## Start Provided data

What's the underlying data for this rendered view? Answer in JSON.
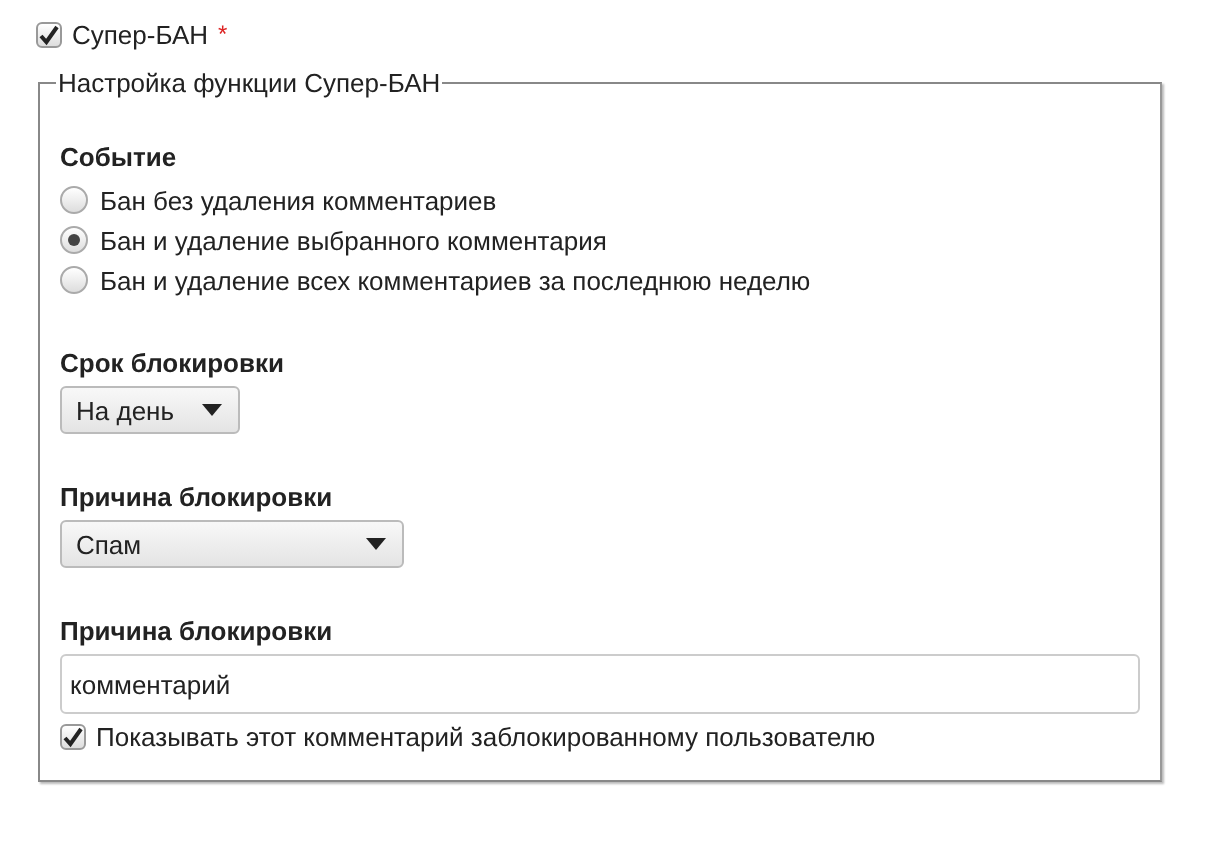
{
  "enable": {
    "label": "Супер-БАН",
    "required_mark": "*",
    "checked": true
  },
  "fieldset": {
    "legend": "Настройка функции Супер-БАН",
    "event": {
      "label": "Событие",
      "options": [
        {
          "label": "Бан без удаления комментариев",
          "selected": false
        },
        {
          "label": "Бан и удаление выбранного комментария",
          "selected": true
        },
        {
          "label": "Бан и удаление всех комментариев за последнюю неделю",
          "selected": false
        }
      ]
    },
    "duration": {
      "label": "Срок блокировки",
      "value": "На день"
    },
    "reason_select": {
      "label": "Причина блокировки",
      "value": "Спам"
    },
    "reason_text": {
      "label": "Причина блокировки",
      "value": "комментарий"
    },
    "show_comment": {
      "label": "Показывать этот комментарий заблокированному пользователю",
      "checked": true
    }
  }
}
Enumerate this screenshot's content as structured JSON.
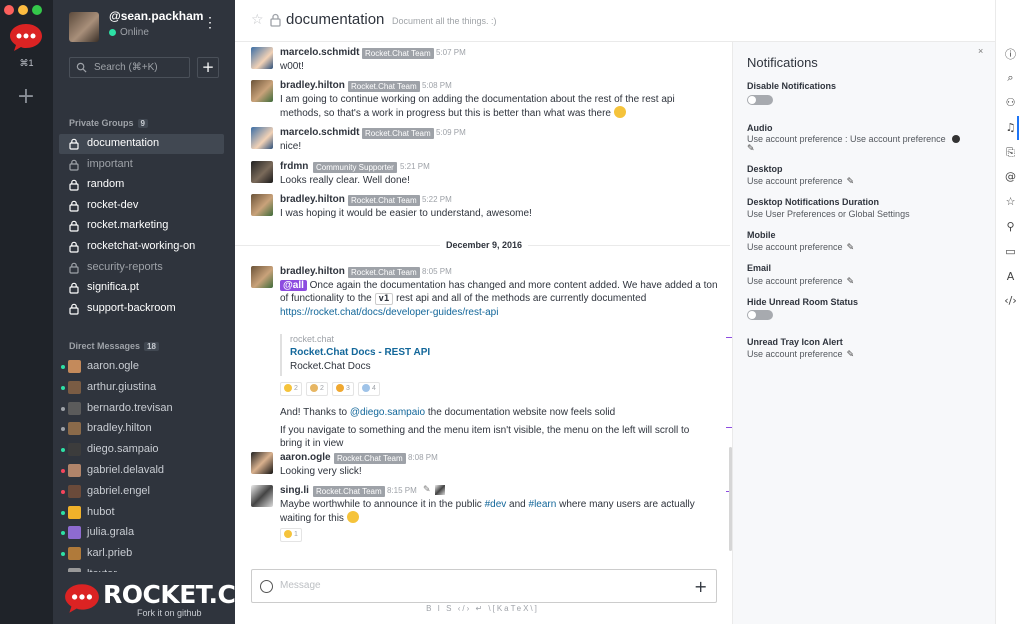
{
  "rail": {
    "shortcut": "⌘1",
    "add": "+"
  },
  "user": {
    "name": "@sean.packham",
    "status": "Online",
    "menu": "⋮"
  },
  "search": {
    "placeholder": "Search (⌘+K)",
    "new": "+"
  },
  "private_groups": {
    "title": "Private Groups",
    "count": "9",
    "items": [
      {
        "label": "documentation",
        "active": true,
        "muted": false
      },
      {
        "label": "important",
        "active": false,
        "muted": true
      },
      {
        "label": "random",
        "active": false,
        "muted": false
      },
      {
        "label": "rocket-dev",
        "active": false,
        "muted": false
      },
      {
        "label": "rocket.marketing",
        "active": false,
        "muted": false
      },
      {
        "label": "rocketchat-working-on",
        "active": false,
        "muted": false
      },
      {
        "label": "security-reports",
        "active": false,
        "muted": true
      },
      {
        "label": "significa.pt",
        "active": false,
        "muted": false
      },
      {
        "label": "support-backroom",
        "active": false,
        "muted": false
      }
    ]
  },
  "direct_messages": {
    "title": "Direct Messages",
    "count": "18",
    "items": [
      {
        "label": "aaron.ogle",
        "status": "#2de0a5"
      },
      {
        "label": "arthur.giustina",
        "status": "#2de0a5"
      },
      {
        "label": "bernardo.trevisan",
        "status": "#9ea2a8"
      },
      {
        "label": "bradley.hilton",
        "status": "#9ea2a8"
      },
      {
        "label": "diego.sampaio",
        "status": "#2de0a5"
      },
      {
        "label": "gabriel.delavald",
        "status": "#f5455c"
      },
      {
        "label": "gabriel.engel",
        "status": "#f5455c"
      },
      {
        "label": "hubot",
        "status": "#2de0a5"
      },
      {
        "label": "julia.grala",
        "status": "#2de0a5"
      },
      {
        "label": "karl.prieb",
        "status": "#2de0a5"
      },
      {
        "label": "ltexter",
        "status": "#9ea2a8"
      }
    ]
  },
  "brand": {
    "name": "ROCKET.CHAT",
    "github": "Fork it on github"
  },
  "header": {
    "star": "☆",
    "title": "documentation",
    "topic": "Document all the things. :)"
  },
  "messages": [
    {
      "user": "marcelo.schmidt",
      "role": "Rocket.Chat Team",
      "time": "5:07 PM",
      "text": "w00t!"
    },
    {
      "user": "bradley.hilton",
      "role": "Rocket.Chat Team",
      "time": "5:08 PM",
      "text": "I am going to continue working on adding the documentation about the rest of the rest api methods, so that's a work in progress but this is better than what was there"
    },
    {
      "user": "marcelo.schmidt",
      "role": "Rocket.Chat Team",
      "time": "5:09 PM",
      "text": "nice!"
    },
    {
      "user": "frdmn",
      "role": "Community Supporter",
      "time": "5:21 PM",
      "text": "Looks really clear. Well done!"
    },
    {
      "user": "bradley.hilton",
      "role": "Rocket.Chat Team",
      "time": "5:22 PM",
      "text": "I was hoping it would be easier to understand, awesome!"
    },
    {
      "user": "bradley.hilton",
      "role": "Rocket.Chat Team",
      "time": "8:05 PM",
      "mention": "@all",
      "text_a": "Once again the documentation has changed and more content added. We have added a ton of functionality to the",
      "code": "v1",
      "text_b": "rest api and all of the methods are currently documented",
      "link": "https://rocket.chat/docs/developer-guides/rest-api",
      "preview_site": "rocket.chat",
      "preview_title": "Rocket.Chat Docs - REST API",
      "preview_desc": "Rocket.Chat Docs",
      "reactions": [
        "2",
        "2",
        "3",
        "4"
      ],
      "extra1_a": "And! Thanks to",
      "extra1_mention": "@diego.sampaio",
      "extra1_b": "the documentation website now feels solid",
      "extra2": "If you navigate to something and the menu item isn't visible, the menu on the left will scroll to bring it in view"
    },
    {
      "user": "aaron.ogle",
      "role": "Rocket.Chat Team",
      "time": "8:08 PM",
      "text": "Looking very slick!"
    },
    {
      "user": "sing.li",
      "role": "Rocket.Chat Team",
      "time": "8:15 PM",
      "text_a": "Maybe worthwhile to announce it in the public",
      "ch1": "#dev",
      "and": "and",
      "ch2": "#learn",
      "text_b": "where many users are actually waiting for this",
      "reaction": "1"
    }
  ],
  "date_divider": "December 9, 2016",
  "composer": {
    "placeholder": "Message",
    "plus": "+",
    "format": "B  I  S  ‹/›  ↵  \\[KaTeX\\]"
  },
  "notifications": {
    "title": "Notifications",
    "close": "×",
    "disable_label": "Disable Notifications",
    "audio_label": "Audio",
    "audio_value": "Use account preference : Use account preference",
    "desktop_label": "Desktop",
    "desktop_value": "Use account preference",
    "duration_label": "Desktop Notifications Duration",
    "duration_value": "Use User Preferences or Global Settings",
    "mobile_label": "Mobile",
    "mobile_value": "Use account preference",
    "email_label": "Email",
    "email_value": "Use account preference",
    "hide_label": "Hide Unread Room Status",
    "tray_label": "Unread Tray Icon Alert",
    "tray_value": "Use account preference"
  },
  "colors": {
    "accent": "#1d74f5",
    "sidebar": "#2f343d",
    "rail": "#1f2329",
    "brand_red": "#db2323",
    "online": "#2de0a5"
  }
}
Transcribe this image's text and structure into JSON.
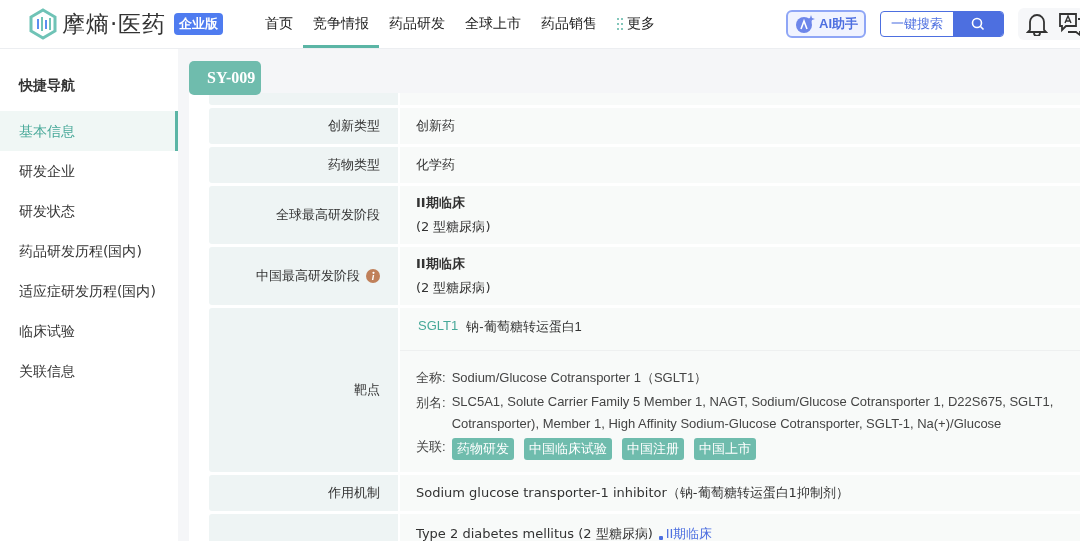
{
  "header": {
    "logo_text": "摩熵·医药",
    "edition_badge": "企业版",
    "nav": [
      {
        "label": "首页",
        "selected": false
      },
      {
        "label": "竞争情报",
        "selected": true
      },
      {
        "label": "药品研发",
        "selected": false
      },
      {
        "label": "全球上市",
        "selected": false
      },
      {
        "label": "药品销售",
        "selected": false
      },
      {
        "label": "更多",
        "selected": false
      }
    ],
    "ai_button": "AI助手",
    "search_button": "一键搜索"
  },
  "sidebar": {
    "title": "快捷导航",
    "items": [
      {
        "label": "基本信息",
        "selected": true
      },
      {
        "label": "研发企业",
        "selected": false
      },
      {
        "label": "研发状态",
        "selected": false
      },
      {
        "label": "药品研发历程(国内)",
        "selected": false
      },
      {
        "label": "适应症研发历程(国内)",
        "selected": false
      },
      {
        "label": "临床试验",
        "selected": false
      },
      {
        "label": "关联信息",
        "selected": false
      }
    ]
  },
  "drug_badge": "SY-009",
  "rows": [
    {
      "kind": "blank"
    },
    {
      "kind": "plain",
      "label": "创新类型",
      "value": "创新药"
    },
    {
      "kind": "plain",
      "label": "药物类型",
      "value": "化学药"
    },
    {
      "kind": "stage",
      "label": "全球最高研发阶段",
      "stage": "II期临床",
      "note": "(2 型糖尿病)",
      "info": false
    },
    {
      "kind": "stage",
      "label": "中国最高研发阶段",
      "stage": "II期临床",
      "note": "(2 型糖尿病)",
      "info": true
    },
    {
      "kind": "target",
      "label": "靶点",
      "symbol": "SGLT1",
      "name": "钠-葡萄糖转运蛋白1",
      "full_name_label": "全称:",
      "full_name": "Sodium/Glucose Cotransporter 1（SGLT1）",
      "alias_label": "别名:",
      "alias_lines": [
        "SLC5A1, Solute Carrier Family 5 Member 1, NAGT, Sodium/Glucose Cotransporter 1, D22S675, SGLT1,",
        "Cotransporter), Member 1, High Affinity Sodium-Glucose Cotransporter, SGLT-1, Na(+)/Glucose"
      ],
      "links_label": "关联:",
      "links": [
        "药物研发",
        "中国临床试验",
        "中国注册",
        "中国上市"
      ]
    },
    {
      "kind": "plain",
      "label": "作用机制",
      "value": "Sodium glucose transporter-1 inhibitor（钠-葡萄糖转运蛋白1抑制剂）"
    },
    {
      "kind": "indication",
      "value": "Type 2 diabetes mellitus (2 型糖尿病)",
      "stage_link": "II期临床"
    }
  ]
}
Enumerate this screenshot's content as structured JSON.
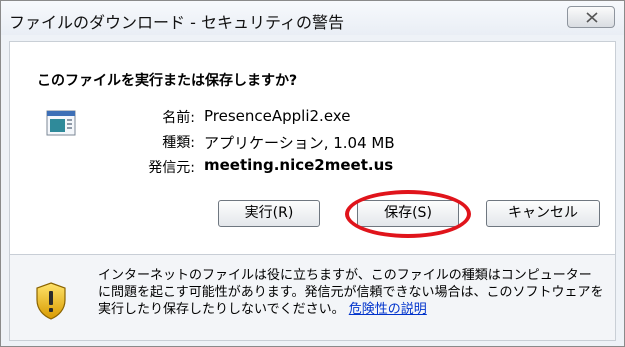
{
  "window": {
    "title": "ファイルのダウンロード - セキュリティの警告",
    "close_icon": "close-x-icon"
  },
  "dialog": {
    "question": "このファイルを実行または保存しますか?",
    "file_icon": "executable-file-icon",
    "fields": {
      "name_label": "名前:",
      "name_value": "PresenceAppli2.exe",
      "type_label": "種類:",
      "type_value": "アプリケーション, 1.04 MB",
      "from_label": "発信元:",
      "from_value": "meeting.nice2meet.us"
    },
    "buttons": {
      "run": "実行(R)",
      "save": "保存(S)",
      "cancel": "キャンセル"
    },
    "highlight_color": "#e0141b"
  },
  "warning": {
    "icon": "shield-warning-icon",
    "text": "インターネットのファイルは役に立ちますが、このファイルの種類はコンピューターに問題を起こす可能性があります。発信元が信頼できない場合は、このソフトウェアを実行したり保存したりしないでください。",
    "link": "危険性の説明"
  }
}
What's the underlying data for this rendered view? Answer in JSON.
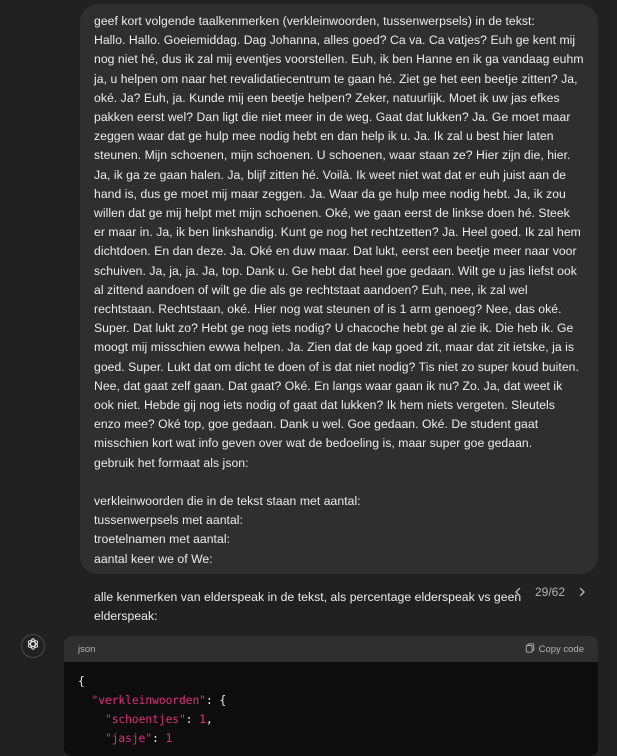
{
  "user_message": {
    "lines": [
      "geef kort volgende taalkenmerken (verkleinwoorden, tussenwerpsels) in de tekst:",
      "Hallo. Hallo. Goeiemiddag. Dag Johanna, alles goed? Ca va. Ca vatjes? Euh ge kent mij nog niet hé, dus ik zal mij eventjes voorstellen. Euh, ik ben Hanne en ik ga vandaag euhm ja, u helpen om naar het revalidatiecentrum te gaan hé. Ziet ge het een beetje zitten? Ja, oké. Ja? Euh, ja. Kunde mij een beetje helpen? Zeker, natuurlijk. Moet ik uw jas efkes pakken eerst wel? Dan ligt die niet meer in de weg. Gaat dat lukken? Ja. Ge moet maar zeggen waar dat ge hulp mee nodig hebt en dan help ik u. Ja. Ik zal u best hier laten steunen. Mijn schoenen, mijn schoenen. U schoenen, waar staan ze? Hier zijn die, hier. Ja, ik ga ze gaan halen. Ja, blijf zitten hé. Voilà. Ik weet niet wat dat er euh juist aan de hand is, dus ge moet mij maar zeggen. Ja. Waar da ge hulp mee nodig hebt. Ja, ik zou willen dat ge mij helpt met mijn schoenen. Oké, we gaan eerst de linkse doen hé. Steek er maar in. Ja, ik ben linkshandig. Kunt ge nog het rechtzetten? Ja. Heel goed. Ik zal hem dichtdoen. En dan deze. Ja. Oké en duw maar. Dat lukt, eerst een beetje meer naar voor schuiven. Ja, ja, ja. Ja, top. Dank u. Ge hebt dat heel goe gedaan. Wilt ge u jas liefst ook al zittend aandoen of wilt ge die als ge rechtstaat aandoen? Euh, nee, ik zal wel rechtstaan. Rechtstaan, oké. Hier nog wat steunen of is 1 arm genoeg? Nee, das oké.  Super. Dat lukt zo? Hebt ge nog iets nodig? U chacoche hebt ge al zie ik. Die heb ik. Ge moogt mij misschien ewwa helpen. Ja. Zien dat de kap goed zit, maar dat zit ietske, ja is goed. Super. Lukt dat om dicht te doen of is dat niet nodig? Tis niet zo super koud buiten. Nee, dat gaat zelf gaan. Dat gaat? Oké. En langs waar gaan ik nu? Zo. Ja, dat weet ik ook niet. Hebde gij nog iets nodig of gaat dat lukken? Ik hem niets vergeten. Sleutels enzo mee? Oké top, goe gedaan. Dank u wel. Goe gedaan. Oké. De student gaat misschien kort wat info geven over wat de bedoeling is, maar super goe gedaan.",
      "gebruik het formaat als json:",
      "",
      "verkleinwoorden die in de tekst staan met aantal:",
      "tussenwerpsels met aantal:",
      "troetelnamen met aantal:",
      "aantal keer we of We:",
      "",
      "alle kenmerken van elderspeak in de tekst, als percentage elderspeak vs geen elderspeak:"
    ]
  },
  "pager": {
    "prev_icon": "chevron-left-icon",
    "next_icon": "chevron-right-icon",
    "label": "29/62"
  },
  "assistant": {
    "avatar_icon": "openai-logo-icon",
    "code_block": {
      "language": "json",
      "copy_label": "Copy code",
      "lines": [
        [
          {
            "t": "{",
            "c": "punc"
          }
        ],
        [
          {
            "t": "  ",
            "c": "punc"
          },
          {
            "t": "\"verkleinwoorden\"",
            "c": "key"
          },
          {
            "t": ": {",
            "c": "punc"
          }
        ],
        [
          {
            "t": "    ",
            "c": "punc"
          },
          {
            "t": "\"schoentjes\"",
            "c": "key"
          },
          {
            "t": ": ",
            "c": "punc"
          },
          {
            "t": "1",
            "c": "num"
          },
          {
            "t": ",",
            "c": "punc"
          }
        ],
        [
          {
            "t": "    ",
            "c": "punc"
          },
          {
            "t": "\"jasje\"",
            "c": "key"
          },
          {
            "t": ": ",
            "c": "punc"
          },
          {
            "t": "1",
            "c": "num"
          }
        ]
      ]
    }
  },
  "colors": {
    "background": "#212121",
    "bubble": "#2f2f2f",
    "code_bg": "#0d0d0d",
    "json_key": "#df3079"
  }
}
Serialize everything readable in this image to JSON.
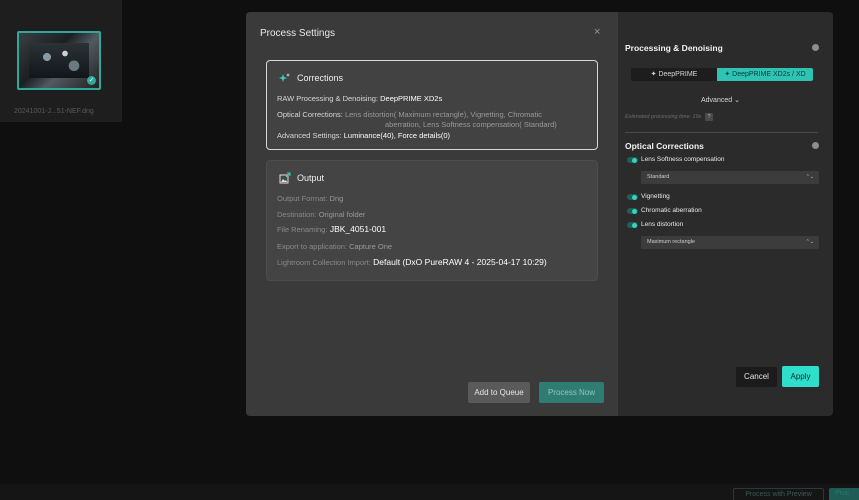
{
  "background": {
    "thumbnail_name": "20241001-J...51-NEF.dng",
    "check_glyph": "✓",
    "process_with_preview_label": "Process with Preview",
    "other_button_label": "Proc"
  },
  "dialog": {
    "title": "Process Settings",
    "close_glyph": "×",
    "corrections": {
      "heading": "Corrections",
      "icon": "sparkle-icon",
      "raw_label": "RAW Processing & Denoising:",
      "raw_value": "DeepPRIME XD2s",
      "optical_label": "Optical Corrections:",
      "optical_value_line1": "Lens distortion( Maximum rectangle), Vignetting, Chromatic",
      "optical_value_line2": "aberration, Lens Softness compensation( Standard)",
      "advanced_label": "Advanced Settings:",
      "advanced_value": "Luminance(40), Force details(0)"
    },
    "output": {
      "heading": "Output",
      "icon": "image-export-icon",
      "format_label": "Output Format:",
      "format_value": "Dng",
      "destination_label": "Destination:",
      "destination_value": "Original folder",
      "renaming_label": "File Renaming:",
      "renaming_value": "JBK_4051-001",
      "export_label": "Export to application:",
      "export_value": "Capture One",
      "lightroom_label": "Lightroom Collection Import:",
      "lightroom_value": "Default (DxO PureRAW 4 - 2025-04-17 10:29)"
    },
    "add_to_queue_label": "Add to Queue",
    "process_now_label": "Process Now"
  },
  "panel": {
    "processing_title": "Processing & Denoising",
    "mode_a_label": "✦ DeepPRIME",
    "mode_b_label": "✦ DeepPRIME XD2s / XD",
    "advanced_label": "Advanced  ⌄",
    "estimate_label": "Estimated processing time: 19s",
    "estimate_help": "?",
    "optical_title": "Optical Corrections",
    "lens_softness_label": "Lens Softness compensation",
    "lens_softness_select": "Standard",
    "vignetting_label": "Vignetting",
    "chromatic_label": "Chromatic aberration",
    "lens_distortion_label": "Lens distortion",
    "lens_distortion_select": "Maximum rectangle",
    "select_chevron": "⌃⌄",
    "cancel_label": "Cancel",
    "apply_label": "Apply"
  },
  "colors": {
    "accent": "#2ee0cc",
    "process_now": "#2f7d72",
    "dialog_bg": "#3a3a3a",
    "panel_bg": "#2b2b2b"
  }
}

## End Provided data

Task prompt -> Take every line above carrying "verkleinwoorden" and return it.

Task solution ->
      "geef kort volgende taalkenmerken (verkleinwoorden, tussenwerpsels) in de tekst:",
      "verkleinwoorden die in de tekst staan met aantal:",
            "t": "\"verkleinwoorden\"",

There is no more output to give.